### Aim of the task
Set all the material down again unchanged, without the pictures.

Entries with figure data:
•••
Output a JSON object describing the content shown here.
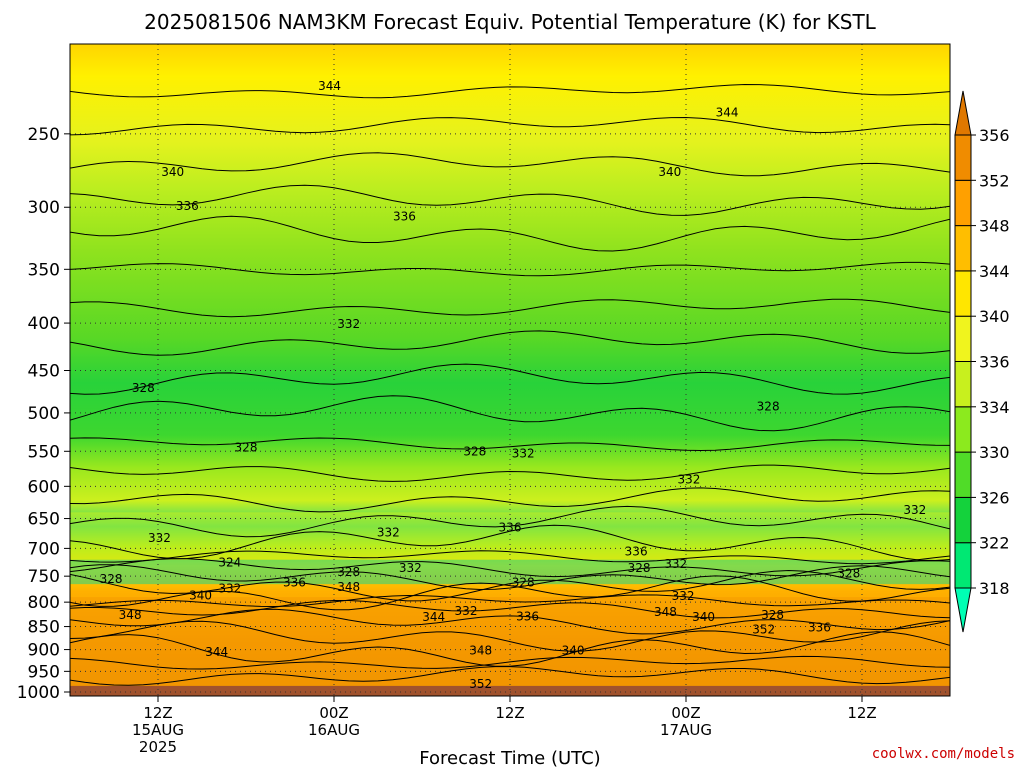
{
  "chart_data": {
    "type": "heatmap",
    "title": "2025081506 NAM3KM Forecast Equiv. Potential Temperature (K) for KSTL",
    "xlabel": "Forecast Time (UTC)",
    "ylabel": "",
    "y_scale": "log",
    "y_reversed": true,
    "y_ticks": [
      250,
      300,
      350,
      400,
      450,
      500,
      550,
      600,
      650,
      700,
      750,
      800,
      850,
      900,
      950,
      1000
    ],
    "x_ticks": [
      {
        "line1": "12Z",
        "line2": "15AUG",
        "line3": "2025",
        "hour": 6
      },
      {
        "line1": "00Z",
        "line2": "16AUG",
        "line3": "",
        "hour": 18
      },
      {
        "line1": "12Z",
        "line2": "",
        "line3": "",
        "hour": 30
      },
      {
        "line1": "00Z",
        "line2": "17AUG",
        "line3": "",
        "hour": 42
      },
      {
        "line1": "12Z",
        "line2": "",
        "line3": "",
        "hour": 54
      }
    ],
    "x_range_hours": [
      0,
      60
    ],
    "y_range": [
      200,
      1010
    ],
    "colorbar": {
      "levels": [
        318,
        322,
        326,
        330,
        334,
        336,
        340,
        344,
        348,
        352,
        356
      ],
      "colors": [
        "#00ffb4",
        "#00e873",
        "#14d23c",
        "#50dc28",
        "#8cea1e",
        "#c8f01e",
        "#f0f41e",
        "#ffe600",
        "#ffbe00",
        "#ffa000",
        "#f08c00",
        "#e07800"
      ]
    },
    "series": [
      {
        "name": "",
        "values": [
          {
            "p": 230,
            "theta": 345
          },
          {
            "p": 300,
            "theta": 338
          },
          {
            "p": 400,
            "theta": 333
          },
          {
            "p": 500,
            "theta": 329
          },
          {
            "p": 600,
            "theta": 330
          },
          {
            "p": 700,
            "theta": 334
          },
          {
            "p": 750,
            "theta": 326
          },
          {
            "p": 800,
            "theta": 340
          },
          {
            "p": 900,
            "theta": 349
          },
          {
            "p": 950,
            "theta": 351
          }
        ]
      }
    ],
    "contour_labels": [
      {
        "text": "344",
        "hour": 17.7,
        "p": 222
      },
      {
        "text": "344",
        "hour": 44.8,
        "p": 237
      },
      {
        "text": "340",
        "hour": 7.0,
        "p": 275
      },
      {
        "text": "340",
        "hour": 40.9,
        "p": 275
      },
      {
        "text": "336",
        "hour": 8.0,
        "p": 299
      },
      {
        "text": "336",
        "hour": 22.8,
        "p": 307
      },
      {
        "text": "332",
        "hour": 19.0,
        "p": 401
      },
      {
        "text": "328",
        "hour": 5.0,
        "p": 470
      },
      {
        "text": "328",
        "hour": 47.6,
        "p": 492
      },
      {
        "text": "328",
        "hour": 12.0,
        "p": 545
      },
      {
        "text": "328",
        "hour": 27.6,
        "p": 550
      },
      {
        "text": "332",
        "hour": 30.9,
        "p": 553
      },
      {
        "text": "332",
        "hour": 42.2,
        "p": 590
      },
      {
        "text": "332",
        "hour": 57.6,
        "p": 636
      },
      {
        "text": "336",
        "hour": 30.0,
        "p": 665
      },
      {
        "text": "332",
        "hour": 6.1,
        "p": 682
      },
      {
        "text": "332",
        "hour": 21.7,
        "p": 673
      },
      {
        "text": "336",
        "hour": 38.6,
        "p": 705
      },
      {
        "text": "324",
        "hour": 10.9,
        "p": 725
      },
      {
        "text": "332",
        "hour": 23.2,
        "p": 735
      },
      {
        "text": "328",
        "hour": 19.0,
        "p": 742
      },
      {
        "text": "328",
        "hour": 38.8,
        "p": 735
      },
      {
        "text": "332",
        "hour": 41.3,
        "p": 728
      },
      {
        "text": "328",
        "hour": 53.1,
        "p": 745
      },
      {
        "text": "328",
        "hour": 2.8,
        "p": 755
      },
      {
        "text": "332",
        "hour": 10.9,
        "p": 773
      },
      {
        "text": "336",
        "hour": 15.3,
        "p": 762
      },
      {
        "text": "348",
        "hour": 19.0,
        "p": 770
      },
      {
        "text": "328",
        "hour": 30.9,
        "p": 762
      },
      {
        "text": "340",
        "hour": 8.9,
        "p": 787
      },
      {
        "text": "332",
        "hour": 41.8,
        "p": 788
      },
      {
        "text": "348",
        "hour": 4.1,
        "p": 826
      },
      {
        "text": "332",
        "hour": 27.0,
        "p": 818
      },
      {
        "text": "344",
        "hour": 24.8,
        "p": 830
      },
      {
        "text": "336",
        "hour": 31.2,
        "p": 829
      },
      {
        "text": "348",
        "hour": 40.6,
        "p": 820
      },
      {
        "text": "340",
        "hour": 43.2,
        "p": 830
      },
      {
        "text": "328",
        "hour": 47.9,
        "p": 826
      },
      {
        "text": "352",
        "hour": 47.3,
        "p": 856
      },
      {
        "text": "336",
        "hour": 51.1,
        "p": 852
      },
      {
        "text": "348",
        "hour": 28.0,
        "p": 902
      },
      {
        "text": "340",
        "hour": 34.3,
        "p": 902
      },
      {
        "text": "344",
        "hour": 10.0,
        "p": 906
      },
      {
        "text": "352",
        "hour": 28.0,
        "p": 980
      }
    ],
    "grid": true,
    "legend": "colorbar-right",
    "ground_color": "#a0522d",
    "ground_p": 985
  },
  "credit": "coolwx.com/models",
  "credit_color": "#cc0000"
}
•••
### Written answer
Output a JSON object describing the content shown here.
{
  "chart_data": {
    "type": "heatmap",
    "title": "2025081506 NAM3KM Forecast Equiv. Potential Temperature (K) for KSTL",
    "xlabel": "Forecast Time (UTC)",
    "ylabel": "",
    "y_scale": "log",
    "y_reversed": true,
    "y_ticks": [
      250,
      300,
      350,
      400,
      450,
      500,
      550,
      600,
      650,
      700,
      750,
      800,
      850,
      900,
      950,
      1000
    ],
    "x_ticks": [
      {
        "line1": "12Z",
        "line2": "15AUG",
        "line3": "2025",
        "hour": 6
      },
      {
        "line1": "00Z",
        "line2": "16AUG",
        "line3": "",
        "hour": 18
      },
      {
        "line1": "12Z",
        "line2": "",
        "line3": "",
        "hour": 30
      },
      {
        "line1": "00Z",
        "line2": "17AUG",
        "line3": "",
        "hour": 42
      },
      {
        "line1": "12Z",
        "line2": "",
        "line3": "",
        "hour": 54
      }
    ],
    "x_range_hours": [
      0,
      60
    ],
    "y_range": [
      200,
      1010
    ],
    "colorbar": {
      "levels": [
        318,
        322,
        326,
        330,
        334,
        336,
        340,
        344,
        348,
        352,
        356
      ],
      "colors": [
        "#00ffb4",
        "#00e873",
        "#14d23c",
        "#50dc28",
        "#8cea1e",
        "#c8f01e",
        "#f0f41e",
        "#ffe600",
        "#ffbe00",
        "#ffa000",
        "#f08c00",
        "#e07800"
      ]
    },
    "series": [
      {
        "name": "",
        "values": [
          {
            "p": 230,
            "theta": 345
          },
          {
            "p": 300,
            "theta": 338
          },
          {
            "p": 400,
            "theta": 333
          },
          {
            "p": 500,
            "theta": 329
          },
          {
            "p": 600,
            "theta": 330
          },
          {
            "p": 700,
            "theta": 334
          },
          {
            "p": 750,
            "theta": 326
          },
          {
            "p": 800,
            "theta": 340
          },
          {
            "p": 900,
            "theta": 349
          },
          {
            "p": 950,
            "theta": 351
          }
        ]
      }
    ],
    "contour_labels": [
      {
        "text": "344",
        "hour": 17.7,
        "p": 222
      },
      {
        "text": "344",
        "hour": 44.8,
        "p": 237
      },
      {
        "text": "340",
        "hour": 7.0,
        "p": 275
      },
      {
        "text": "340",
        "hour": 40.9,
        "p": 275
      },
      {
        "text": "336",
        "hour": 8.0,
        "p": 299
      },
      {
        "text": "336",
        "hour": 22.8,
        "p": 307
      },
      {
        "text": "332",
        "hour": 19.0,
        "p": 401
      },
      {
        "text": "328",
        "hour": 5.0,
        "p": 470
      },
      {
        "text": "328",
        "hour": 47.6,
        "p": 492
      },
      {
        "text": "328",
        "hour": 12.0,
        "p": 545
      },
      {
        "text": "328",
        "hour": 27.6,
        "p": 550
      },
      {
        "text": "332",
        "hour": 30.9,
        "p": 553
      },
      {
        "text": "332",
        "hour": 42.2,
        "p": 590
      },
      {
        "text": "332",
        "hour": 57.6,
        "p": 636
      },
      {
        "text": "336",
        "hour": 30.0,
        "p": 665
      },
      {
        "text": "332",
        "hour": 6.1,
        "p": 682
      },
      {
        "text": "332",
        "hour": 21.7,
        "p": 673
      },
      {
        "text": "336",
        "hour": 38.6,
        "p": 705
      },
      {
        "text": "324",
        "hour": 10.9,
        "p": 725
      },
      {
        "text": "332",
        "hour": 23.2,
        "p": 735
      },
      {
        "text": "328",
        "hour": 19.0,
        "p": 742
      },
      {
        "text": "328",
        "hour": 38.8,
        "p": 735
      },
      {
        "text": "332",
        "hour": 41.3,
        "p": 728
      },
      {
        "text": "328",
        "hour": 53.1,
        "p": 745
      },
      {
        "text": "328",
        "hour": 2.8,
        "p": 755
      },
      {
        "text": "332",
        "hour": 10.9,
        "p": 773
      },
      {
        "text": "336",
        "hour": 15.3,
        "p": 762
      },
      {
        "text": "348",
        "hour": 19.0,
        "p": 770
      },
      {
        "text": "328",
        "hour": 30.9,
        "p": 762
      },
      {
        "text": "340",
        "hour": 8.9,
        "p": 787
      },
      {
        "text": "332",
        "hour": 41.8,
        "p": 788
      },
      {
        "text": "348",
        "hour": 4.1,
        "p": 826
      },
      {
        "text": "332",
        "hour": 27.0,
        "p": 818
      },
      {
        "text": "344",
        "hour": 24.8,
        "p": 830
      },
      {
        "text": "336",
        "hour": 31.2,
        "p": 829
      },
      {
        "text": "348",
        "hour": 40.6,
        "p": 820
      },
      {
        "text": "340",
        "hour": 43.2,
        "p": 830
      },
      {
        "text": "328",
        "hour": 47.9,
        "p": 826
      },
      {
        "text": "352",
        "hour": 47.3,
        "p": 856
      },
      {
        "text": "336",
        "hour": 51.1,
        "p": 852
      },
      {
        "text": "348",
        "hour": 28.0,
        "p": 902
      },
      {
        "text": "340",
        "hour": 34.3,
        "p": 902
      },
      {
        "text": "344",
        "hour": 10.0,
        "p": 906
      },
      {
        "text": "352",
        "hour": 28.0,
        "p": 980
      }
    ],
    "grid": true,
    "legend": "colorbar-right",
    "ground_color": "#a0522d",
    "ground_p": 985
  },
  "credit": "coolwx.com/models",
  "credit_color": "#cc0000"
}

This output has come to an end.